* **Exercise**
Read the listing below and copy out every line that holds "않습니다".

* **Data excerpts**
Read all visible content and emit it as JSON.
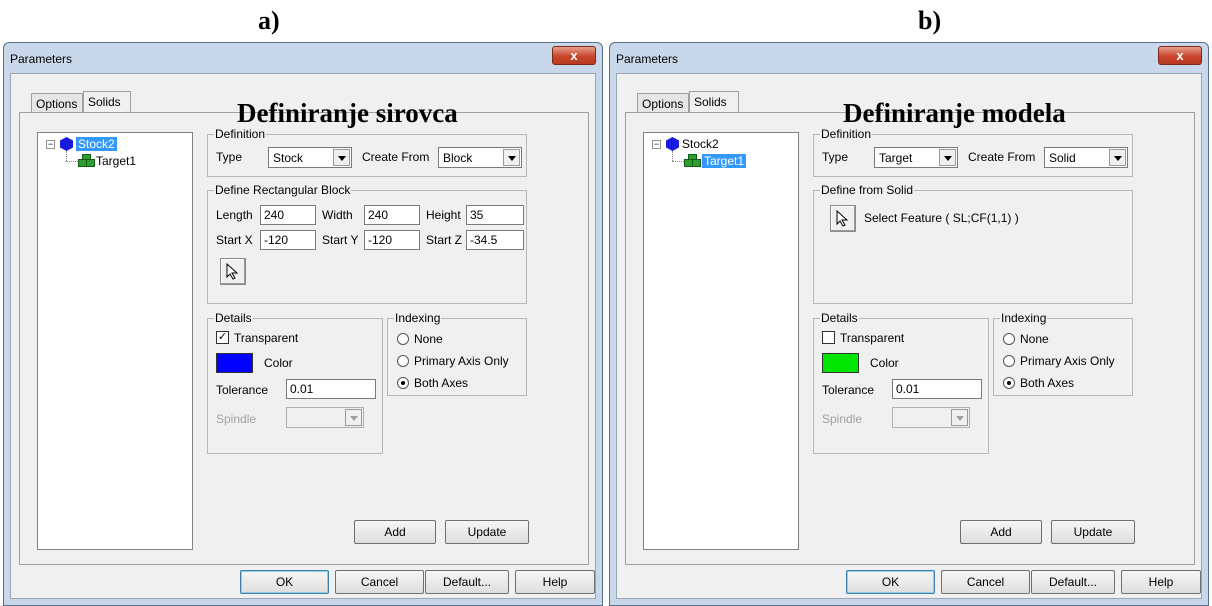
{
  "labels": {
    "a": "a)",
    "b": "b)"
  },
  "colors": {
    "stock_blue": "#1a1adc",
    "target_green": "#2e9e2e",
    "selection": "#3399ff",
    "color_a": "#0000ff",
    "color_b": "#00e600"
  },
  "windows": [
    {
      "title": "Parameters",
      "close_label": "x",
      "tabs": [
        "Options",
        "Solids"
      ],
      "active_tab": "Solids",
      "heading": "Definiranje sirovca",
      "tree": {
        "root": "Stock2",
        "child": "Target1",
        "selected": "Stock2"
      },
      "definition": {
        "group": "Definition",
        "type_label": "Type",
        "type_value": "Stock",
        "create_label": "Create From",
        "create_value": "Block"
      },
      "block": {
        "group": "Define Rectangular Block",
        "length_label": "Length",
        "length": "240",
        "width_label": "Width",
        "width": "240",
        "height_label": "Height",
        "height": "35",
        "startx_label": "Start X",
        "startx": "-120",
        "starty_label": "Start Y",
        "starty": "-120",
        "startz_label": "Start Z",
        "startz": "-34.5"
      },
      "details": {
        "group": "Details",
        "transparent_label": "Transparent",
        "transparent": true,
        "color_label": "Color",
        "tolerance_label": "Tolerance",
        "tolerance": "0.01",
        "spindle_label": "Spindle"
      },
      "indexing": {
        "group": "Indexing",
        "options": [
          "None",
          "Primary Axis Only",
          "Both Axes"
        ],
        "selected": "Both Axes"
      },
      "buttons": {
        "add": "Add",
        "update": "Update",
        "ok": "OK",
        "cancel": "Cancel",
        "default": "Default...",
        "help": "Help"
      }
    },
    {
      "title": "Parameters",
      "close_label": "x",
      "tabs": [
        "Options",
        "Solids"
      ],
      "active_tab": "Solids",
      "heading": "Definiranje modela",
      "tree": {
        "root": "Stock2",
        "child": "Target1",
        "selected": "Target1"
      },
      "definition": {
        "group": "Definition",
        "type_label": "Type",
        "type_value": "Target",
        "create_label": "Create From",
        "create_value": "Solid"
      },
      "solid": {
        "group": "Define from Solid",
        "select_text": "Select Feature ( SL;CF(1,1) )"
      },
      "details": {
        "group": "Details",
        "transparent_label": "Transparent",
        "transparent": false,
        "color_label": "Color",
        "tolerance_label": "Tolerance",
        "tolerance": "0.01",
        "spindle_label": "Spindle"
      },
      "indexing": {
        "group": "Indexing",
        "options": [
          "None",
          "Primary Axis Only",
          "Both Axes"
        ],
        "selected": "Both Axes"
      },
      "buttons": {
        "add": "Add",
        "update": "Update",
        "ok": "OK",
        "cancel": "Cancel",
        "default": "Default...",
        "help": "Help"
      }
    }
  ]
}
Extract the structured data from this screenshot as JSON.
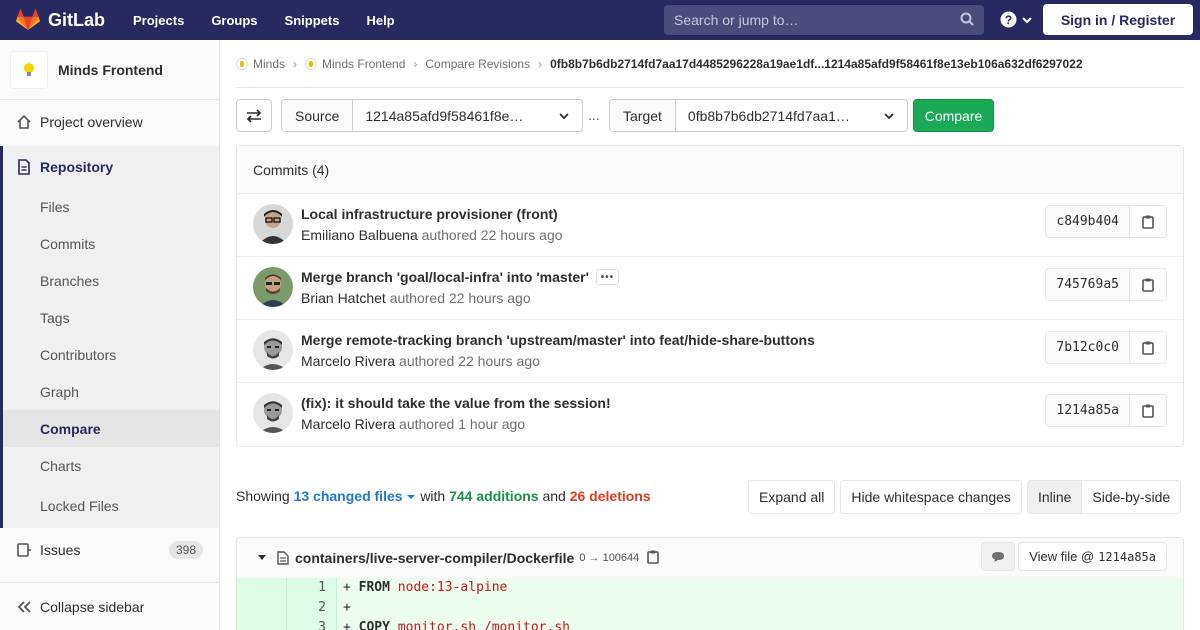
{
  "topnav": {
    "brand": "GitLab",
    "links": [
      "Projects",
      "Groups",
      "Snippets",
      "Help"
    ],
    "search_placeholder": "Search or jump to…",
    "signin": "Sign in / Register"
  },
  "sidebar": {
    "project_name": "Minds Frontend",
    "overview": "Project overview",
    "repository": "Repository",
    "repo_items": [
      "Files",
      "Commits",
      "Branches",
      "Tags",
      "Contributors",
      "Graph",
      "Compare",
      "Charts",
      "Locked Files"
    ],
    "active_item": "Compare",
    "issues": "Issues",
    "issues_count": "398",
    "collapse": "Collapse sidebar"
  },
  "breadcrumb": {
    "items": [
      "Minds",
      "Minds Frontend",
      "Compare Revisions"
    ],
    "current": "0fb8b7b6db2714fd7aa17d4485296228a19ae1df...1214a85afd9f58461f8e13eb106a632df6297022"
  },
  "compare": {
    "source_label": "Source",
    "source_value": "1214a85afd9f58461f8e…",
    "ellipsis": "...",
    "target_label": "Target",
    "target_value": "0fb8b7b6db2714fd7aa1…",
    "compare_button": "Compare"
  },
  "commits": {
    "header": "Commits (4)",
    "items": [
      {
        "title": "Local infrastructure provisioner (front)",
        "author": "Emiliano Balbuena",
        "meta": "authored 22 hours ago",
        "sha": "c849b404"
      },
      {
        "title": "Merge branch 'goal/local-infra' into 'master'",
        "author": "Brian Hatchet",
        "meta": "authored 22 hours ago",
        "sha": "745769a5",
        "ellipsis": "•••"
      },
      {
        "title": "Merge remote-tracking branch 'upstream/master' into feat/hide-share-buttons",
        "author": "Marcelo Rivera",
        "meta": "authored 22 hours ago",
        "sha": "7b12c0c0"
      },
      {
        "title": "(fix): it should take the value from the session!",
        "author": "Marcelo Rivera",
        "meta": "authored 1 hour ago",
        "sha": "1214a85a"
      }
    ]
  },
  "summary": {
    "showing": "Showing",
    "changed_files": "13 changed files",
    "with": "with",
    "additions": "744 additions",
    "and": "and",
    "deletions": "26 deletions"
  },
  "buttons": {
    "expand_all": "Expand all",
    "hide_whitespace": "Hide whitespace changes",
    "inline": "Inline",
    "side_by_side": "Side-by-side"
  },
  "file": {
    "path": "containers/live-server-compiler/Dockerfile",
    "mode": "0 → 100644",
    "view_file": "View file @",
    "view_sha": "1214a85a"
  },
  "diff_lines": [
    {
      "num": "1",
      "sign": "+",
      "kw": "FROM",
      "rest": "node:13-alpine"
    },
    {
      "num": "2",
      "sign": "+",
      "kw": "",
      "rest": ""
    },
    {
      "num": "3",
      "sign": "+",
      "kw": "COPY",
      "rest": "monitor.sh /monitor.sh"
    }
  ]
}
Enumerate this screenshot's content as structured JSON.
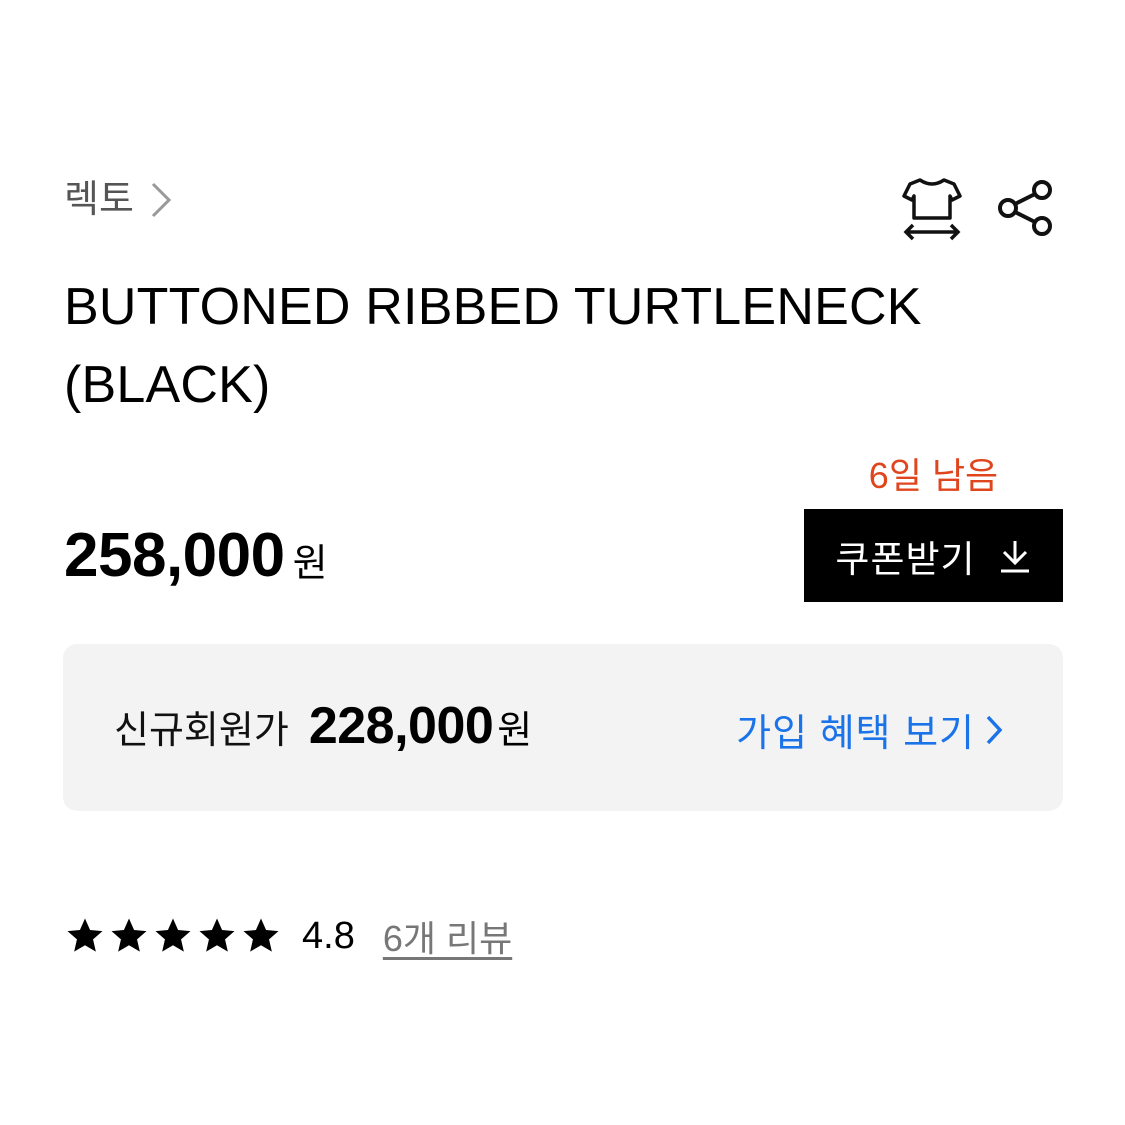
{
  "breadcrumb": {
    "brand": "렉토"
  },
  "icons": {
    "size_guide": "tshirt-size-icon",
    "share": "share-icon"
  },
  "product": {
    "title_line1": "BUTTONED RIBBED TURTLENECK",
    "title_line2": "(BLACK)",
    "price": "258,000",
    "price_unit": "원"
  },
  "coupon": {
    "days_left": "6일 남음",
    "button_label": "쿠폰받기",
    "accent_color": "#e0461d"
  },
  "member": {
    "label": "신규회원가",
    "price": "228,000",
    "unit": "원",
    "benefit_link": "가입 혜택 보기",
    "link_color": "#1a73e8"
  },
  "rating": {
    "stars": 5,
    "value": "4.8",
    "review_link": "6개 리뷰"
  }
}
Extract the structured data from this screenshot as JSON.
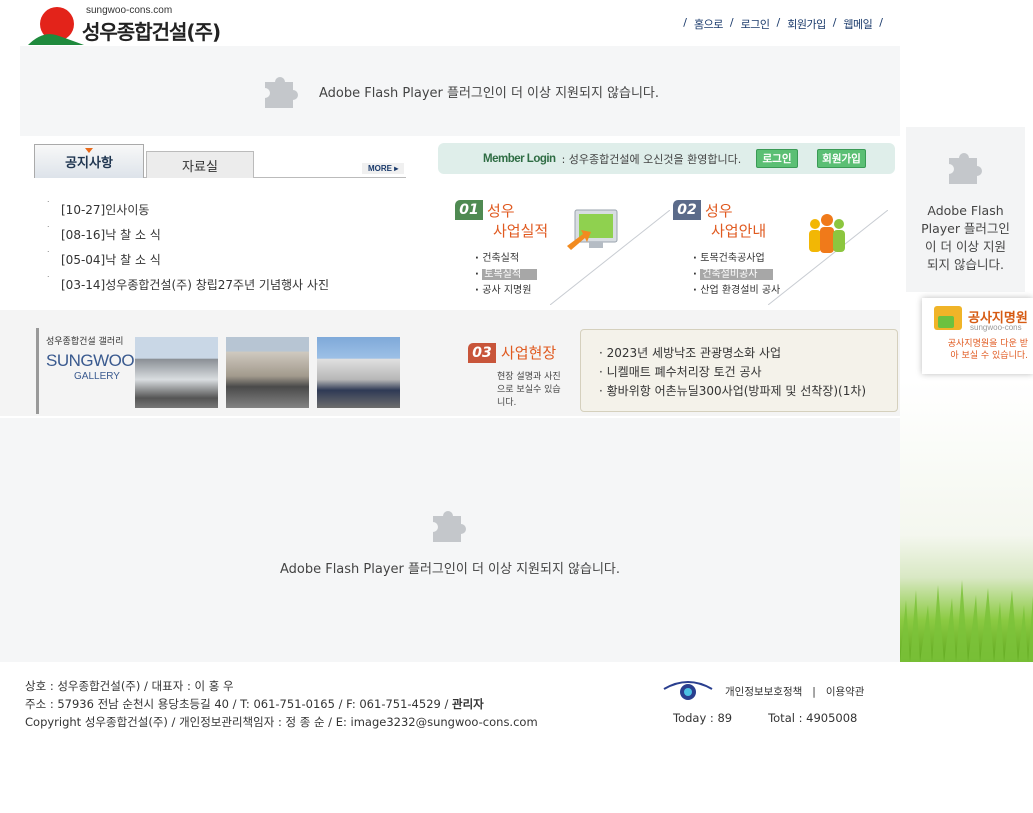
{
  "header": {
    "domain": "sungwoo-cons.com",
    "company": "성우종합건설(주)",
    "nav": [
      "홈으로",
      "로그인",
      "회원가입",
      "웹메일"
    ]
  },
  "flash": {
    "message_long": "Adobe Flash Player 플러그인이 더 이상 지원되지 않습니다.",
    "message_side": "Adobe Flash Player 플러그인이 더 이상 지원되지 않습니다."
  },
  "notice": {
    "tabs": [
      "공지사항",
      "자료실"
    ],
    "more": "MORE",
    "items": [
      "[10-27]인사이동",
      "[08-16]낙 찰 소 식",
      "[05-04]낙 찰 소 식",
      "[03-14]성우종합건설(주) 창립27주년 기념행사 사진"
    ]
  },
  "login": {
    "label": "Member Login",
    "welcome": ": 성우종합건설에 오신것을 환영합니다.",
    "login_button": "로그인",
    "join_button": "회원가입"
  },
  "business": [
    {
      "num": "01",
      "title1": "성우",
      "title2": "사업실적",
      "items": [
        "건축실적",
        "토목실적",
        "공사 지명원"
      ],
      "highlight": 1
    },
    {
      "num": "02",
      "title1": "성우",
      "title2": "사업안내",
      "items": [
        "토목건축공사업",
        "건축설비공사",
        "산업 환경설비 공사"
      ],
      "highlight": 1
    }
  ],
  "gallery": {
    "kr": "성우종합건설 갤러리",
    "title": "SUNGWOO",
    "sub": "GALLERY"
  },
  "site": {
    "num": "03",
    "title": "사업현장",
    "desc": "현장 설명과 사진으로 보실수 있습니다.",
    "items": [
      "· 2023년 세방낙조 관광명소화 사업",
      "· 니켈매트 폐수처리장 토건 공사",
      "· 황바위항 어촌뉴딜300사업(방파제 및 선착장)(1차)"
    ]
  },
  "side_banner": {
    "title": "공사지명원",
    "domain": "sungwoo-cons",
    "desc": "공사지명원을 다운 받아 보실 수 있습니다."
  },
  "footer": {
    "line1": "상호 : 성우종합건설(주) / 대표자 : 이 홍 우",
    "line2": "주소 : 57936 전남 순천시 용당초등길 40 / T: 061-751-0165 / F: 061-751-4529 / ",
    "admin": "관리자",
    "line3": "Copyright 성우종합건설(주) / 개인정보관리책임자 : 정 종 순 / E: image3232@sungwoo-cons.com",
    "privacy": "개인정보보호정책",
    "terms": "이용약관",
    "today": "Today : 89",
    "total": "Total : 4905008"
  },
  "colors": {
    "accent_orange": "#e05a20",
    "login_green": "#5bbf74",
    "flash_bg": "#f5f6f7"
  }
}
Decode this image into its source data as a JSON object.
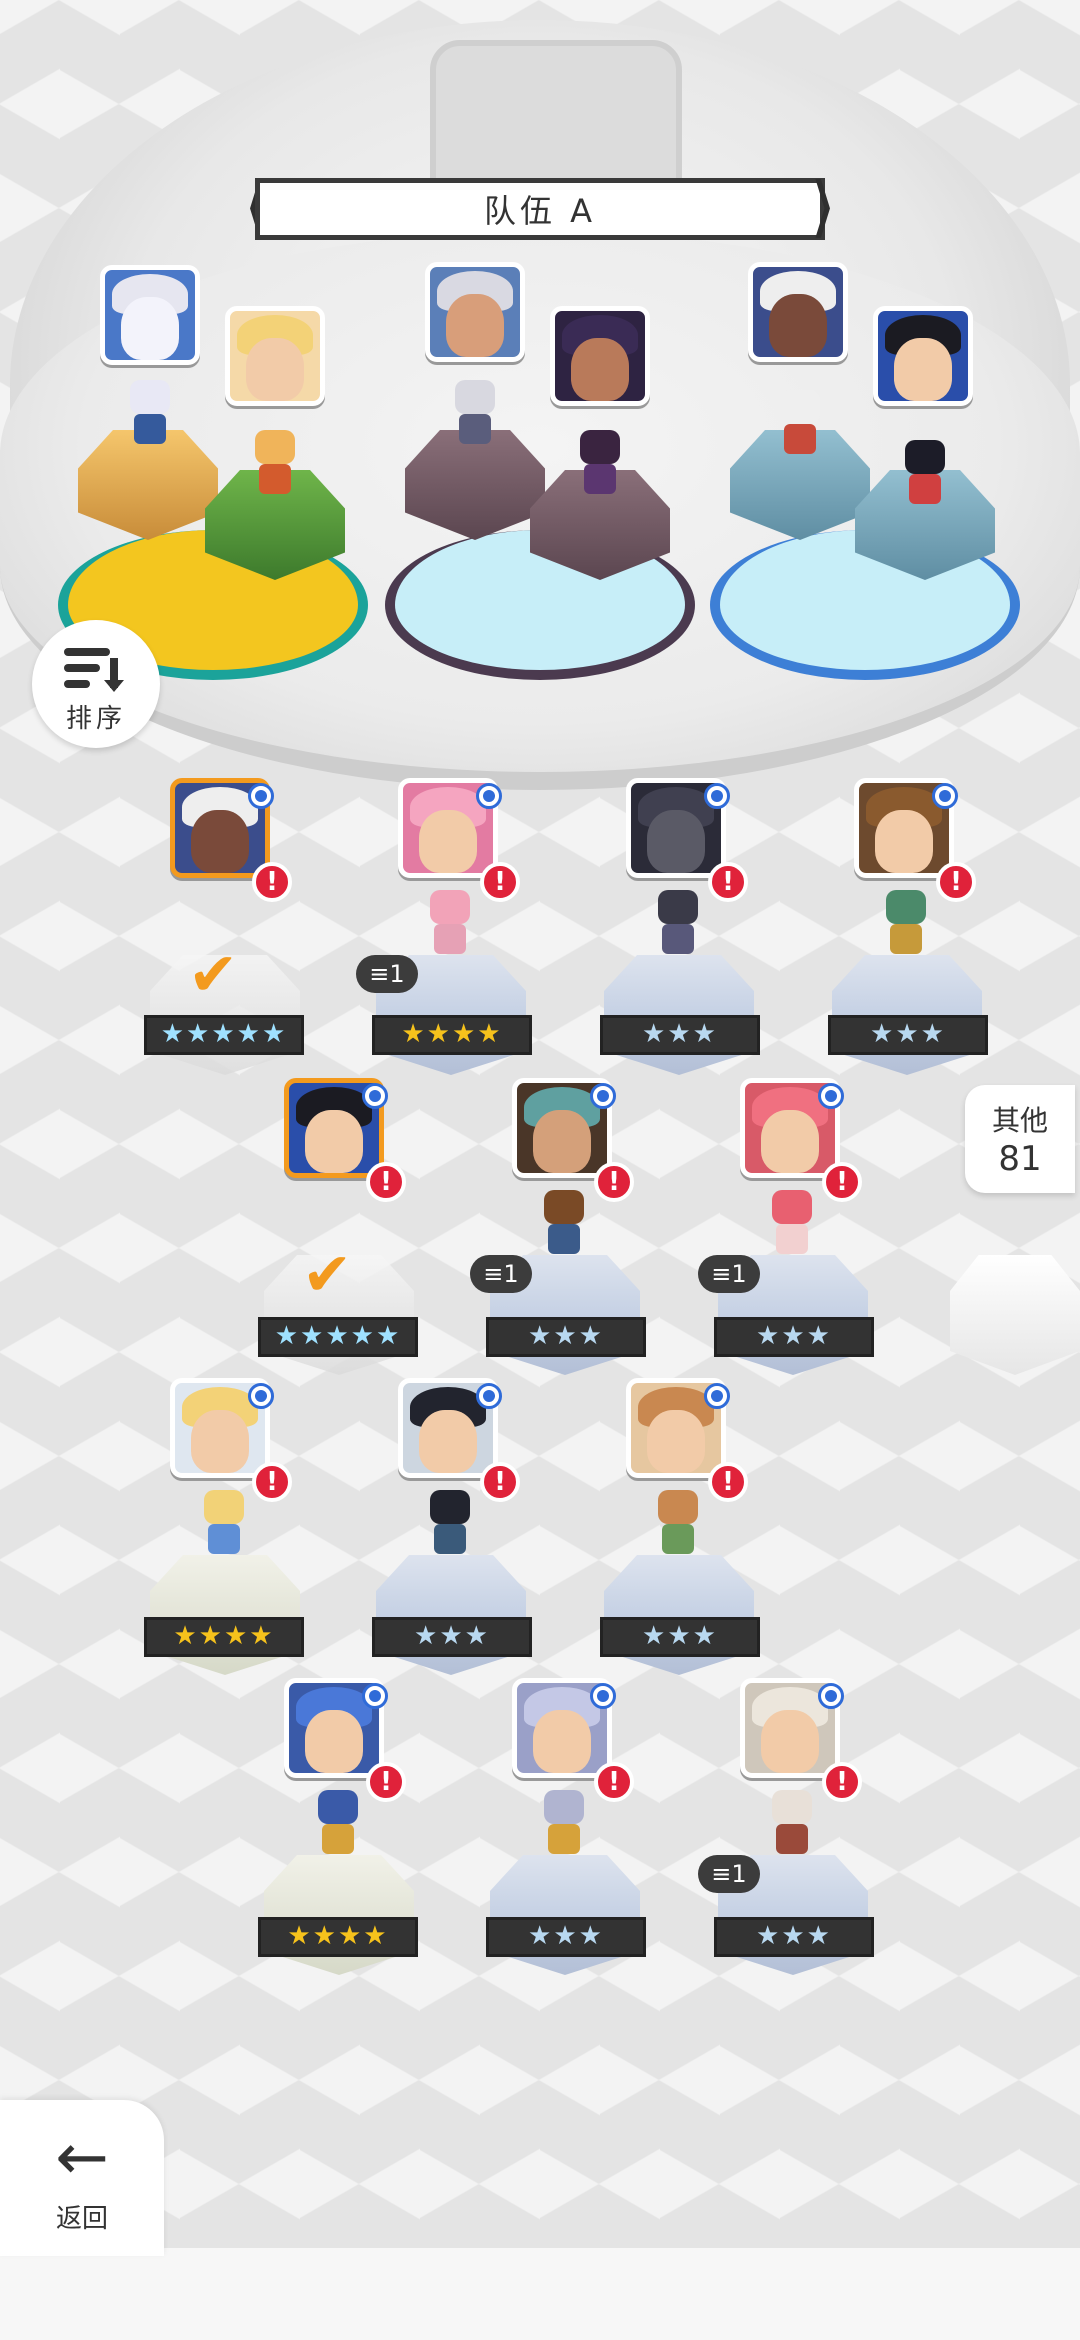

* **Solution**
    "message_long": "Adobe Flash Player 플러그인이 더 이상 지원되지 않습니다.",
    "message_side": "Adobe Flash Player 플러그인이 더 이상 지원되지 않습니다."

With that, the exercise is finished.